GIVEN EXERCISE:
Read through the entries below and return each line with the word "School".

DATA LISTING:
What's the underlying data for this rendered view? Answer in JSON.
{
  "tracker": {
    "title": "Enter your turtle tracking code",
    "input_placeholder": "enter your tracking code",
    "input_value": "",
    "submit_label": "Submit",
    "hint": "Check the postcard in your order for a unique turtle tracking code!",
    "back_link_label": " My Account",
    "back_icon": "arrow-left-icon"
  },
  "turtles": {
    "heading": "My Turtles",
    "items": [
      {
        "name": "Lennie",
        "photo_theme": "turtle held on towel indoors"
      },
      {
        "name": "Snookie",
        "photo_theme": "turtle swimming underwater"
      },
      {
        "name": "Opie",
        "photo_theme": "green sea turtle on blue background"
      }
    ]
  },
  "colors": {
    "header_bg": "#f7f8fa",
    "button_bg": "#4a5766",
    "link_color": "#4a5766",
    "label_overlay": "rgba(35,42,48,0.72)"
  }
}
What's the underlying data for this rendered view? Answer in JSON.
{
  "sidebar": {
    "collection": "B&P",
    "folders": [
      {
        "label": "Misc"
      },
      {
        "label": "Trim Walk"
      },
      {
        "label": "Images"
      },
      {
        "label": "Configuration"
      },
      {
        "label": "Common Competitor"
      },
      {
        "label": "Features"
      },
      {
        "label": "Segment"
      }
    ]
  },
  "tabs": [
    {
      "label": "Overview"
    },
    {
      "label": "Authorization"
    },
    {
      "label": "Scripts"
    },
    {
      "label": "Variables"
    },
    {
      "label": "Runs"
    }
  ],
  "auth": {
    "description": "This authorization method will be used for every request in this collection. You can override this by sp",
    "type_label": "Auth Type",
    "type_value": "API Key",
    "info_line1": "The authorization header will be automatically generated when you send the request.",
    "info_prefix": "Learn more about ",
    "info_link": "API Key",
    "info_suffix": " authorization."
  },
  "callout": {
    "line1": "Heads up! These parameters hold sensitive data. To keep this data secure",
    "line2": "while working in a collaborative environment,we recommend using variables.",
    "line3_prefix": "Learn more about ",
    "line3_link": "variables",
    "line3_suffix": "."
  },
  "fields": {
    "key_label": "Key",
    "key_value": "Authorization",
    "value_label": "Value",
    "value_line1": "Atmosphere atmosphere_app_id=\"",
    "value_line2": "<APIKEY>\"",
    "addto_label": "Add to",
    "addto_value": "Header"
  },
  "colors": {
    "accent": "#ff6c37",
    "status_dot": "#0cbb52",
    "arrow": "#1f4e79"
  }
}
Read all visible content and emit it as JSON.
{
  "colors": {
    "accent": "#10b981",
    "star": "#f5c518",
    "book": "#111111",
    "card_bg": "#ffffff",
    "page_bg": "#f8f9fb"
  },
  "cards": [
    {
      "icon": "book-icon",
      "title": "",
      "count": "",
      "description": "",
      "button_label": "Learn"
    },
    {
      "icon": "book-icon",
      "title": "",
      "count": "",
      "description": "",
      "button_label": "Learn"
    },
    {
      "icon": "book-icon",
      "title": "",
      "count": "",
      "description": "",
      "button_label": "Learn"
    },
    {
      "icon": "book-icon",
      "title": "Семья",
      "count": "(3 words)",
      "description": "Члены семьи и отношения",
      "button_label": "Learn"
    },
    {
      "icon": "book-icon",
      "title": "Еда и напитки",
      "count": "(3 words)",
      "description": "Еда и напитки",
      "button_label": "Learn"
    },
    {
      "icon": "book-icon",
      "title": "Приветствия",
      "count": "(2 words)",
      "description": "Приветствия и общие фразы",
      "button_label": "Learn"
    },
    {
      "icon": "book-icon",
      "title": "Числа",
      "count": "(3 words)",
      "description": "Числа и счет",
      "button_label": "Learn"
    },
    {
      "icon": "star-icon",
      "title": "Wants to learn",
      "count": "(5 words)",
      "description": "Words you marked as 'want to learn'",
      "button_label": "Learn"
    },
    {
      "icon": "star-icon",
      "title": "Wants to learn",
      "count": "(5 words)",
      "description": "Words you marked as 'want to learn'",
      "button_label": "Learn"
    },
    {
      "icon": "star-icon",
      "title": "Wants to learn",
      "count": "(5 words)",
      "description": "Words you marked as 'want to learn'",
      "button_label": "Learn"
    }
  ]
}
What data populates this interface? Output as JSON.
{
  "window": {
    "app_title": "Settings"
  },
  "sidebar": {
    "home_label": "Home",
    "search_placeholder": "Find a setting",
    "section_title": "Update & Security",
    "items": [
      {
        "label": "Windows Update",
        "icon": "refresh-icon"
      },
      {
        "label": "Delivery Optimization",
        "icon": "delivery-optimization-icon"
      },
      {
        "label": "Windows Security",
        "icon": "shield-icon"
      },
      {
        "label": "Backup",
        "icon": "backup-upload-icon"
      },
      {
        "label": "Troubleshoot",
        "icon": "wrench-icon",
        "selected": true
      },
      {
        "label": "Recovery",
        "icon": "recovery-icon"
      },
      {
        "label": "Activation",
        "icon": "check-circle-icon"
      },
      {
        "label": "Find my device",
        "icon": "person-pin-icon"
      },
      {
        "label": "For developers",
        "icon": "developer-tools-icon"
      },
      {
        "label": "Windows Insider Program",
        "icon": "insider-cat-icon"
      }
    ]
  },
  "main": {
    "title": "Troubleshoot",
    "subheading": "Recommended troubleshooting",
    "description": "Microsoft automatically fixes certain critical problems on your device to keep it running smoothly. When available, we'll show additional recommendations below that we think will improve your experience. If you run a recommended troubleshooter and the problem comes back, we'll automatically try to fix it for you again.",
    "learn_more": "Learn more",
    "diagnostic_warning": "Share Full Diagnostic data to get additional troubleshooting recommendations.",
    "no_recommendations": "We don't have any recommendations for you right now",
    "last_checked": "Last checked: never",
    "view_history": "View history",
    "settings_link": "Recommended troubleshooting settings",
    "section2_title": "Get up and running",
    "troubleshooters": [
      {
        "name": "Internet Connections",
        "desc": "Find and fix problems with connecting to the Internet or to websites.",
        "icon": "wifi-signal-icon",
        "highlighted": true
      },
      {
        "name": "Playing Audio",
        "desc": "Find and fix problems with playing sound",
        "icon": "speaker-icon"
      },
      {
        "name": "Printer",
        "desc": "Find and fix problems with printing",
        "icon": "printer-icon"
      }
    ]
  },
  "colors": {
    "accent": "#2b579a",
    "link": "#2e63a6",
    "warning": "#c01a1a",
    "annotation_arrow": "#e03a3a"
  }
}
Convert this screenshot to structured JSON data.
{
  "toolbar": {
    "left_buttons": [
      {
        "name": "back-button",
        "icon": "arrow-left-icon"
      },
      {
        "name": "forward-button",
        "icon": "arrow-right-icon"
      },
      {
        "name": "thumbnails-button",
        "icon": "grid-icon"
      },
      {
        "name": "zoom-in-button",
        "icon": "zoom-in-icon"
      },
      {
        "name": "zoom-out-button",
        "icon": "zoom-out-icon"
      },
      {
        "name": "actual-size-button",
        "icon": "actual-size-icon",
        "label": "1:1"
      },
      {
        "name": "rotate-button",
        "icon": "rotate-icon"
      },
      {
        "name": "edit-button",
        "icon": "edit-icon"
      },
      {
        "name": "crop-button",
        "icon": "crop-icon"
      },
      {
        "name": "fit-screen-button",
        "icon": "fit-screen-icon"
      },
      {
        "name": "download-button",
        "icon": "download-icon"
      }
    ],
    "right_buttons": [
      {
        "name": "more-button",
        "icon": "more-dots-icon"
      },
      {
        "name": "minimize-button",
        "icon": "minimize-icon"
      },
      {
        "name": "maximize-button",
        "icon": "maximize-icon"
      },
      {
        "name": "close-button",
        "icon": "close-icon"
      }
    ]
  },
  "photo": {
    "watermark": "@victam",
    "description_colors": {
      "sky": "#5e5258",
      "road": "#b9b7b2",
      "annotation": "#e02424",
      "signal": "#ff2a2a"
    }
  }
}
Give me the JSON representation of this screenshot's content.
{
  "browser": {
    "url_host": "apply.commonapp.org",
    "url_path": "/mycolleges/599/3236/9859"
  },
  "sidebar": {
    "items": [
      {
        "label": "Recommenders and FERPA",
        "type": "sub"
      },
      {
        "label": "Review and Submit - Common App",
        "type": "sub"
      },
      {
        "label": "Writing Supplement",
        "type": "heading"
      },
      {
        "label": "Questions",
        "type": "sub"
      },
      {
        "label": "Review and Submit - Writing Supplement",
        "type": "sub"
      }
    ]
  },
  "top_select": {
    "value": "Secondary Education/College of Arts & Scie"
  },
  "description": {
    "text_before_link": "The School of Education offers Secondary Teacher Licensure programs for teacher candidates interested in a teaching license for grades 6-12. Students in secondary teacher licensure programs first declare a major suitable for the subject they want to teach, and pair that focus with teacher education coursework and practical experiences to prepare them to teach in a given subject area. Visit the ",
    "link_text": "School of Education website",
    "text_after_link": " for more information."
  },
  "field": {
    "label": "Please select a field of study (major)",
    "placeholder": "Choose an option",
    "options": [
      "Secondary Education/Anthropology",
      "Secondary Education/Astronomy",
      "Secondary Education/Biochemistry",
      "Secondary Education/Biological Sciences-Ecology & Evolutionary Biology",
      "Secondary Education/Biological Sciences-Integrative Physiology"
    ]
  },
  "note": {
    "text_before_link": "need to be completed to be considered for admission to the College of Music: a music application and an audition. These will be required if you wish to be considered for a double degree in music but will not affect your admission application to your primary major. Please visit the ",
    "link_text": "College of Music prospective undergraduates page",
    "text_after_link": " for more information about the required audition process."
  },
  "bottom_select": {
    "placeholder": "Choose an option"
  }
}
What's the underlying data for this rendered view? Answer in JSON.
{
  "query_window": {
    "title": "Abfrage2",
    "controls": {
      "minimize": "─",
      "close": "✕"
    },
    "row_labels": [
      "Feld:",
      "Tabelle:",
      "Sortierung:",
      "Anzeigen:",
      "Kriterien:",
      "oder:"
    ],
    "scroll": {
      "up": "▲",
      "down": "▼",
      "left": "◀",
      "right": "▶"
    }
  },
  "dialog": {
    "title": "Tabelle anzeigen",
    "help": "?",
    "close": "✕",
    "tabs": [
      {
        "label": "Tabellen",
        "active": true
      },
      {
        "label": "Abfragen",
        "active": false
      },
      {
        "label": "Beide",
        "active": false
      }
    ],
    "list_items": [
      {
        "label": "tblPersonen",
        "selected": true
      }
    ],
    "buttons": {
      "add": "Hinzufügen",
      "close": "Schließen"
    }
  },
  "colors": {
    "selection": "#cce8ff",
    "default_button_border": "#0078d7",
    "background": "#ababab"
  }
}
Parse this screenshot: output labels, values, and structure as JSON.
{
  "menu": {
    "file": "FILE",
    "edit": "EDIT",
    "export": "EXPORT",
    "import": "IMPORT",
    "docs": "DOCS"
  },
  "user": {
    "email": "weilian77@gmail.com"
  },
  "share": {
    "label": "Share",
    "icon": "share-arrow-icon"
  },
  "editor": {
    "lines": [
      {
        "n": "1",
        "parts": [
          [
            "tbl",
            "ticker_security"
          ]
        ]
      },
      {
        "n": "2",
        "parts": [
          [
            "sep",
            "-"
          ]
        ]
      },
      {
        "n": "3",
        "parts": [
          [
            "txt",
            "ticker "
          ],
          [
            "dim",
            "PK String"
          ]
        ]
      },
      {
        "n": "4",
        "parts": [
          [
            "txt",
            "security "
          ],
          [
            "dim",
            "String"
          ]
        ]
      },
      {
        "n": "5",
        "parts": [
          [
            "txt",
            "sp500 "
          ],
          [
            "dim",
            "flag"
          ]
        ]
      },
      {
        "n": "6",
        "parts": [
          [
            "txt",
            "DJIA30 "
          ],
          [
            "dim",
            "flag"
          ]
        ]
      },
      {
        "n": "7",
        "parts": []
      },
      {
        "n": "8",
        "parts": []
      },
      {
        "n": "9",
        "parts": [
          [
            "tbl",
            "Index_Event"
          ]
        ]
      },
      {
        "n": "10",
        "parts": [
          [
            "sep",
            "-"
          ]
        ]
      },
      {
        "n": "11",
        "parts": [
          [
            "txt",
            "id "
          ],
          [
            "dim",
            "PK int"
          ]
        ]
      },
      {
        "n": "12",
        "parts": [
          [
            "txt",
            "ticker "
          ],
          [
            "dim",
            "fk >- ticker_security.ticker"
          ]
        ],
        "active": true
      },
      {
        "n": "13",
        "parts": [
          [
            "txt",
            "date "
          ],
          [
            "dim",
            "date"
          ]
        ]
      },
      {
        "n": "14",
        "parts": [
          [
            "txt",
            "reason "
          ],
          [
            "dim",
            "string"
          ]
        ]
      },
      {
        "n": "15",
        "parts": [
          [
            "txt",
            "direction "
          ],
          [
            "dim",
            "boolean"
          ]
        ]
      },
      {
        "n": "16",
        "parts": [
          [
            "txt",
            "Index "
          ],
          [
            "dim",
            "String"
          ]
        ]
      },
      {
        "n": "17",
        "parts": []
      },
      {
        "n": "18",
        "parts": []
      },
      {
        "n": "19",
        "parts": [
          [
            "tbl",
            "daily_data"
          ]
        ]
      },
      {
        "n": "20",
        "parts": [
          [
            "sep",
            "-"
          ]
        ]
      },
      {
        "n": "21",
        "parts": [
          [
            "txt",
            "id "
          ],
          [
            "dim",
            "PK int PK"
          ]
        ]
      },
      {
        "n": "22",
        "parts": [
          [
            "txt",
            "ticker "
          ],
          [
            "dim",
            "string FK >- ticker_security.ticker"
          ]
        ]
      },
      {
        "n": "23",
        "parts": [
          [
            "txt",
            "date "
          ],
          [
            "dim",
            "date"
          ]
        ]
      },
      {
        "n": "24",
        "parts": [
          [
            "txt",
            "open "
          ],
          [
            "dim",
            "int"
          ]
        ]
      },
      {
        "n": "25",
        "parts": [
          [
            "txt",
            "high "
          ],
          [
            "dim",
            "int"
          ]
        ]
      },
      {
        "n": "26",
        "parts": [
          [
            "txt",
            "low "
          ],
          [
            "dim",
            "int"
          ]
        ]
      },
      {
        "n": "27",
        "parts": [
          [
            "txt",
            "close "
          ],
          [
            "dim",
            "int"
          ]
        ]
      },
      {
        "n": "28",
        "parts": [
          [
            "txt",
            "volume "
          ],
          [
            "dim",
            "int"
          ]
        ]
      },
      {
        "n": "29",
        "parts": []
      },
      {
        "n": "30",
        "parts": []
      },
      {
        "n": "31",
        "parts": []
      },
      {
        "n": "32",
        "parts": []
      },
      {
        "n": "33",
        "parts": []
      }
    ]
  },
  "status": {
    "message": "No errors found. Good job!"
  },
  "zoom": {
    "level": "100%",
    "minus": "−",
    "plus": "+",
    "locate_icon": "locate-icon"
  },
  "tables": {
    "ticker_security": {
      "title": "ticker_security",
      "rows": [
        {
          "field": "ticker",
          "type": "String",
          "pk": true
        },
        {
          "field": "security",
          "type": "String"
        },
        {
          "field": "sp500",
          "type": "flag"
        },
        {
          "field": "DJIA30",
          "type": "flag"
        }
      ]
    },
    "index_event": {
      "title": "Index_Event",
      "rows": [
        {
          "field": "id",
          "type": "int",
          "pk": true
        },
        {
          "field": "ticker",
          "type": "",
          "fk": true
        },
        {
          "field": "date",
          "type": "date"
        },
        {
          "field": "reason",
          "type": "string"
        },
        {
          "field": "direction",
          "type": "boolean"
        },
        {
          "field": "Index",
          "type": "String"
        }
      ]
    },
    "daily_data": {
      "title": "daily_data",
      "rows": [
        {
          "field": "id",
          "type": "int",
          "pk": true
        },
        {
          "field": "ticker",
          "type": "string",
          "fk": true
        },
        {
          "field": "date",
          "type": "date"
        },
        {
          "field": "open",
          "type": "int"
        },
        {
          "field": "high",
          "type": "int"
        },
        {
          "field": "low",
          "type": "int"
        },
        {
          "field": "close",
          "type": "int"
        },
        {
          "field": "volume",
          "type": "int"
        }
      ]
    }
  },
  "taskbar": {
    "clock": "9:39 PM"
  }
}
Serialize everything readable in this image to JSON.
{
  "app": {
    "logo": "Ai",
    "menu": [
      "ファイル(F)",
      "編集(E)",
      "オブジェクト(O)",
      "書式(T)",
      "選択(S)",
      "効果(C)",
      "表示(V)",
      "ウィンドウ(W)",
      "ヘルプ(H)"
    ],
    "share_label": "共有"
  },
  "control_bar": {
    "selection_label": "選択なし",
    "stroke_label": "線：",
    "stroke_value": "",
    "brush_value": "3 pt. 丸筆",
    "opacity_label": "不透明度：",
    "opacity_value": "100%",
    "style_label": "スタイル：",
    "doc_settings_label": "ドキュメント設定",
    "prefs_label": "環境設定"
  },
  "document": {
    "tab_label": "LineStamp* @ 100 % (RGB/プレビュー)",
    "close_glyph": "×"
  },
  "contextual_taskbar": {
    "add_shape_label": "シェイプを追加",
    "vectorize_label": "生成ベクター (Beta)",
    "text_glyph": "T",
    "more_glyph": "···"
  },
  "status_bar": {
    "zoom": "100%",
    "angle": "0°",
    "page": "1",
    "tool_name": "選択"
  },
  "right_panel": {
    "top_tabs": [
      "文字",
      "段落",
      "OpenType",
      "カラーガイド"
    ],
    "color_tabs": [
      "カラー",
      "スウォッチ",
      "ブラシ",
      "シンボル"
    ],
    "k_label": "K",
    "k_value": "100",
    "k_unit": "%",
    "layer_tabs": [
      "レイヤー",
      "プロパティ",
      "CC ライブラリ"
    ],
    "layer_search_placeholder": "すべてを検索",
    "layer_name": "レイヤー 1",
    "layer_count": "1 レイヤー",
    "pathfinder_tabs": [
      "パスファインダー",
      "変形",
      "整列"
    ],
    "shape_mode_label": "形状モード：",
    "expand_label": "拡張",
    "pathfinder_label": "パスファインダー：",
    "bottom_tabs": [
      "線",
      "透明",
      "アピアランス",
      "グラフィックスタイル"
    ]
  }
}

SOLVED PROBLEM:
    "text_before_link": "The School of Education offers Secondary Teacher Licensure programs for teacher candidates interested in a teaching license for grades 6-12. Students in secondary teacher licensure programs first declare a major suitable for the subject they want to teach, and pair that focus with teacher education coursework and practical experiences to prepare them to teach in a given subject area. Visit the ",
    "link_text": "School of Education website",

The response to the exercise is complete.